Given instruction:
Go through the listing below and gather every line with the word "colors".

Information given:

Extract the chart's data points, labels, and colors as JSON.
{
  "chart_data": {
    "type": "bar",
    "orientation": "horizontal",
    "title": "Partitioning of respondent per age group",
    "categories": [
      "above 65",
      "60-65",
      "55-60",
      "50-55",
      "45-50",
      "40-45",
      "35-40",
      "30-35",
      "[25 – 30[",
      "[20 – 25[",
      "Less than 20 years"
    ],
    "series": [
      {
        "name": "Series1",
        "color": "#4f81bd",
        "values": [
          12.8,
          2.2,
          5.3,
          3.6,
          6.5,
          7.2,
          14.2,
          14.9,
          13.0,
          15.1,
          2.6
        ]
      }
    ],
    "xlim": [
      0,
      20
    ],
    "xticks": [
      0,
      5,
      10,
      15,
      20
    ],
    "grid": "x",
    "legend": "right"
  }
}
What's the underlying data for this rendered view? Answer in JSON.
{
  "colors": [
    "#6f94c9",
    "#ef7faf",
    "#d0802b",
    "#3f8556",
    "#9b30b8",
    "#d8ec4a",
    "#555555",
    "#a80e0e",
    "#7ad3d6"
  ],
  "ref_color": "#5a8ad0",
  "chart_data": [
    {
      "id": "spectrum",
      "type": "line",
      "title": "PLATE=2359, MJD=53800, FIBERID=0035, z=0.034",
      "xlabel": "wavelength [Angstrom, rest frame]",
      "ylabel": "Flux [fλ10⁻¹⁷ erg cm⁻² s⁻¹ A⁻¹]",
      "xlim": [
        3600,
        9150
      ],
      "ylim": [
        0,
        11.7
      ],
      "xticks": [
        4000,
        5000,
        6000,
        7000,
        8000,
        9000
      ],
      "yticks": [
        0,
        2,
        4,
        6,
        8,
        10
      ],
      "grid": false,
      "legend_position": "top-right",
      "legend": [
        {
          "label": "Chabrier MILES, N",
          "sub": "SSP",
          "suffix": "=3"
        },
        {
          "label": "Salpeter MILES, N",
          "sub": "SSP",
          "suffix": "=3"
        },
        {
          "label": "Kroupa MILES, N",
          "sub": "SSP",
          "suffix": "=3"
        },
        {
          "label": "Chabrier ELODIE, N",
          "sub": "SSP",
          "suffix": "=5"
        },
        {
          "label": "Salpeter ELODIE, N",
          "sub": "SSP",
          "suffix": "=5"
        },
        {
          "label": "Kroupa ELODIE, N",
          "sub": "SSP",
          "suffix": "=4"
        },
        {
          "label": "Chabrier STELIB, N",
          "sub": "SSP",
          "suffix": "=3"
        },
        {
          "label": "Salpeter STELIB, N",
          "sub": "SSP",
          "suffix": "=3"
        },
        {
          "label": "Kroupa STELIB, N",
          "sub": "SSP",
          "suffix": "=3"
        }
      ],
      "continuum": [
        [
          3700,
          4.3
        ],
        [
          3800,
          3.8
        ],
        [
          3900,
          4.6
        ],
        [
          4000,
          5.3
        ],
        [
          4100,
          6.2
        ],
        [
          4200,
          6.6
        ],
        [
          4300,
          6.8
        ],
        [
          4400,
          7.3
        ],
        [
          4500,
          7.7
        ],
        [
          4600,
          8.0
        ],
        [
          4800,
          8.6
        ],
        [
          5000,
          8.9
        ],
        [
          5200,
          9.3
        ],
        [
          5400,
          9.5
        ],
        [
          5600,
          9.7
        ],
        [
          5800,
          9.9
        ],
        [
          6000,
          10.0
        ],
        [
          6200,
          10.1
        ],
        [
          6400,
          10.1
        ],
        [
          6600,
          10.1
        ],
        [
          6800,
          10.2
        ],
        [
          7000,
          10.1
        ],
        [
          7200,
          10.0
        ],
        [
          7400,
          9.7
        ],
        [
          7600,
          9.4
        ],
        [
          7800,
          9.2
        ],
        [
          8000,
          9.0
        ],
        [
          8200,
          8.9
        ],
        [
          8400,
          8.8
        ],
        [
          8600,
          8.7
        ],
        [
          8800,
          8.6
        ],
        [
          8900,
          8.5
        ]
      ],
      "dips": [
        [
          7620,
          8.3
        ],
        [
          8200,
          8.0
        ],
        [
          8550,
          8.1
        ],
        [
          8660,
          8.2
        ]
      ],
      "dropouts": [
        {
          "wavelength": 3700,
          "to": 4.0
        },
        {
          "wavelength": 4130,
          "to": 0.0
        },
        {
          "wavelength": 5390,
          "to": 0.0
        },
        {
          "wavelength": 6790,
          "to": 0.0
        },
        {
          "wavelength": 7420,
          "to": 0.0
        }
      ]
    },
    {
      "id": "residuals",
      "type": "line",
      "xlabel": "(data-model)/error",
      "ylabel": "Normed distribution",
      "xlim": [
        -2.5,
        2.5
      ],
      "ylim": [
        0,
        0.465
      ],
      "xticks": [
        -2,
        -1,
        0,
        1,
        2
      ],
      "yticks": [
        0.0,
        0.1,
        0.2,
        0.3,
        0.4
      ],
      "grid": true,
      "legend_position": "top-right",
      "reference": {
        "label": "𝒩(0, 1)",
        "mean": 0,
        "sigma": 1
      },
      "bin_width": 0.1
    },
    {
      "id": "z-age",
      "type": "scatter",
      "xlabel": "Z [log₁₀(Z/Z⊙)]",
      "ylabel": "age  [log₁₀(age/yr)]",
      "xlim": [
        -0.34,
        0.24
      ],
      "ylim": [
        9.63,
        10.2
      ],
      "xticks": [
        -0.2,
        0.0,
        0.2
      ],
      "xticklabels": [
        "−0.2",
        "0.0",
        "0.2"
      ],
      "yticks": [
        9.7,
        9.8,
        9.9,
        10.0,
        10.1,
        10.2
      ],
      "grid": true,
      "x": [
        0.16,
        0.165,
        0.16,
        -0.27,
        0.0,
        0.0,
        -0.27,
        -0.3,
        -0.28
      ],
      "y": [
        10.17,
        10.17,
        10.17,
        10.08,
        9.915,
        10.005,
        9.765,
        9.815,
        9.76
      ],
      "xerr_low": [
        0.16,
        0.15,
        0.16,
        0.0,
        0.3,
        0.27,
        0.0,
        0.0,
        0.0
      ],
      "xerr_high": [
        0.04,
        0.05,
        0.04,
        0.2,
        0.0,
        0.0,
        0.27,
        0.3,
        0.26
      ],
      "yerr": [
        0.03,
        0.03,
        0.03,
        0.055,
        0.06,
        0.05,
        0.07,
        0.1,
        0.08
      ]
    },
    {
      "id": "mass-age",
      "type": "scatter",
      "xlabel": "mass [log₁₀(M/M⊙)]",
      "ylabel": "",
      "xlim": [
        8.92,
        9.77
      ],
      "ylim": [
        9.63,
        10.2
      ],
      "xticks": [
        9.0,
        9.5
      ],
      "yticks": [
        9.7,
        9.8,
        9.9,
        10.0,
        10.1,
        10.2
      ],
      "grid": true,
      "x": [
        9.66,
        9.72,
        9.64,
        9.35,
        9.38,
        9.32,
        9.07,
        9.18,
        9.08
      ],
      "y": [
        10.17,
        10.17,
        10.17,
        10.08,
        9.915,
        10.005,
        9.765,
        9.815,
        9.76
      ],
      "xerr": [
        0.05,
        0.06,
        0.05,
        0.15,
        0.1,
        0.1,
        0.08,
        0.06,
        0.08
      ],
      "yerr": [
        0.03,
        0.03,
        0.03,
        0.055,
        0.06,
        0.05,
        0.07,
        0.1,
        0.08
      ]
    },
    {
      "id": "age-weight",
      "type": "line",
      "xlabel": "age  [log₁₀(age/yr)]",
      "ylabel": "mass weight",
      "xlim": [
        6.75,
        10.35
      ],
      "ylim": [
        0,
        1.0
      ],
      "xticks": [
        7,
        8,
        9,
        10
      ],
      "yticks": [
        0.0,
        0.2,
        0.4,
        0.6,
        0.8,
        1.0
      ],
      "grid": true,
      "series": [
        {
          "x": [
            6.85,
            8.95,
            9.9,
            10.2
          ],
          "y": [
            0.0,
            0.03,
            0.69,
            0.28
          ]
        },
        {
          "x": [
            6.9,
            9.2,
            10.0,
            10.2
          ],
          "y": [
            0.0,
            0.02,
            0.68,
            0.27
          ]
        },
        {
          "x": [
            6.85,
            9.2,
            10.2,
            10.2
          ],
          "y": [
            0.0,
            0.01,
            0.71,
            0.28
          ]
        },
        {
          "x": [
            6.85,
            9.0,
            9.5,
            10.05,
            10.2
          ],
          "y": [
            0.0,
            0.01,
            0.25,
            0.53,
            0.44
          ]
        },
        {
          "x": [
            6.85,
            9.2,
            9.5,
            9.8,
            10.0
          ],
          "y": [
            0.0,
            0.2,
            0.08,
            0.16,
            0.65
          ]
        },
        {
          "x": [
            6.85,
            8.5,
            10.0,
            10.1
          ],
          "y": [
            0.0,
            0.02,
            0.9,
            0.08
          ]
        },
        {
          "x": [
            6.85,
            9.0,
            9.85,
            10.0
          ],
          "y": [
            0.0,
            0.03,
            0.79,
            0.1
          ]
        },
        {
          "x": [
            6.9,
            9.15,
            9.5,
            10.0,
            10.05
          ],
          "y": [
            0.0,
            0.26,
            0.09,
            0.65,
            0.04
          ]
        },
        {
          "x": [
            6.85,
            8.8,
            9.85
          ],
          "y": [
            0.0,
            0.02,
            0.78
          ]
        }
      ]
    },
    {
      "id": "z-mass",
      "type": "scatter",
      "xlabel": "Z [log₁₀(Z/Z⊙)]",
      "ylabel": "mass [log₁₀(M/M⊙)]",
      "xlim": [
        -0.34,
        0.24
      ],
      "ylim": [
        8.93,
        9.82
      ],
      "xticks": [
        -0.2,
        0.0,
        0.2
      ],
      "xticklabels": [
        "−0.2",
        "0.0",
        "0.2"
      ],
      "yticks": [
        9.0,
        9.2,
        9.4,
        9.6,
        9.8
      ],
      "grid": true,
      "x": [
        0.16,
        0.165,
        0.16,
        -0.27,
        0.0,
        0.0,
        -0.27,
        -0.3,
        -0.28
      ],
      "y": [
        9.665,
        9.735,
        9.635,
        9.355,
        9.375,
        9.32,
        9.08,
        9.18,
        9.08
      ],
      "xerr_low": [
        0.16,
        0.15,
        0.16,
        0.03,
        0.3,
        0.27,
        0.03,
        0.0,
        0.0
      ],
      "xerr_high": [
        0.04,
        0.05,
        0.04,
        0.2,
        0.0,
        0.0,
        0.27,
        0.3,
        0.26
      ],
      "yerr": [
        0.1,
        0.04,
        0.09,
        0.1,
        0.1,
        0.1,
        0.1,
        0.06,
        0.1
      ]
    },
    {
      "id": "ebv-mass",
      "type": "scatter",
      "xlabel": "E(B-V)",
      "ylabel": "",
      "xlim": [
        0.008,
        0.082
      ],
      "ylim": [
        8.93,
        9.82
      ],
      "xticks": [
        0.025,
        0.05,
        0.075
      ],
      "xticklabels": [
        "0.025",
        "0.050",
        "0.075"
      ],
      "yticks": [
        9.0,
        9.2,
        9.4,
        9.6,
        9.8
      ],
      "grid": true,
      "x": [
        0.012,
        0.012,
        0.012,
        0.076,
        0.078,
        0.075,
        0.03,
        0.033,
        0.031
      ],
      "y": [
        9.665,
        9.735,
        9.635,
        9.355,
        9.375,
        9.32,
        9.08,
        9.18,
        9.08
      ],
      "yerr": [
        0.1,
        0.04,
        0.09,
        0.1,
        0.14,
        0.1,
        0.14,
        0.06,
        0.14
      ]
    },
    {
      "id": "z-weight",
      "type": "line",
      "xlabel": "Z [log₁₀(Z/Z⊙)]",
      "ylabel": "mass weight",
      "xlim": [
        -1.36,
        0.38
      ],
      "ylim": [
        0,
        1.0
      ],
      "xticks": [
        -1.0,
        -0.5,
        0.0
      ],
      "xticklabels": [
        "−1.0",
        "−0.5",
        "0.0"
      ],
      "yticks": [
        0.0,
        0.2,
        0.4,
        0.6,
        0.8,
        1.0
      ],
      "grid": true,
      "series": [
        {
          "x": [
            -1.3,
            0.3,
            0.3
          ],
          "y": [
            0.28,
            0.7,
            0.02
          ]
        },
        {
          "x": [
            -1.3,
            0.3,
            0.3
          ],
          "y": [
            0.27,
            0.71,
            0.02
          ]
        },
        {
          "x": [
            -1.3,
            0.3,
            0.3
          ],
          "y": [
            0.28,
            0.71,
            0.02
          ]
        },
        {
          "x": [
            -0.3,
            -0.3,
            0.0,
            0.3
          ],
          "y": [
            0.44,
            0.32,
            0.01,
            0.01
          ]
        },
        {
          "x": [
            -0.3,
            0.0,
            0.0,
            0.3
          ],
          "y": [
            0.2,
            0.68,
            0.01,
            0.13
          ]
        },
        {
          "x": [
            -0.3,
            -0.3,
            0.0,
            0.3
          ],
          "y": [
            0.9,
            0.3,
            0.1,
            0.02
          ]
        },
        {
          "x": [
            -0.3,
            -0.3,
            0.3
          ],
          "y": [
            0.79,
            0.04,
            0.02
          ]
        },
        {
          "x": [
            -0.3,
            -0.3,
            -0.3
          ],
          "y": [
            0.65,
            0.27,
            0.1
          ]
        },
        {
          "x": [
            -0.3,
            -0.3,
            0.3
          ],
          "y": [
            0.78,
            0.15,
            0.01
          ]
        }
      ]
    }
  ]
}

Task solution:
Extract the chart's data points, labels, and colors as JSON.
  "colors": [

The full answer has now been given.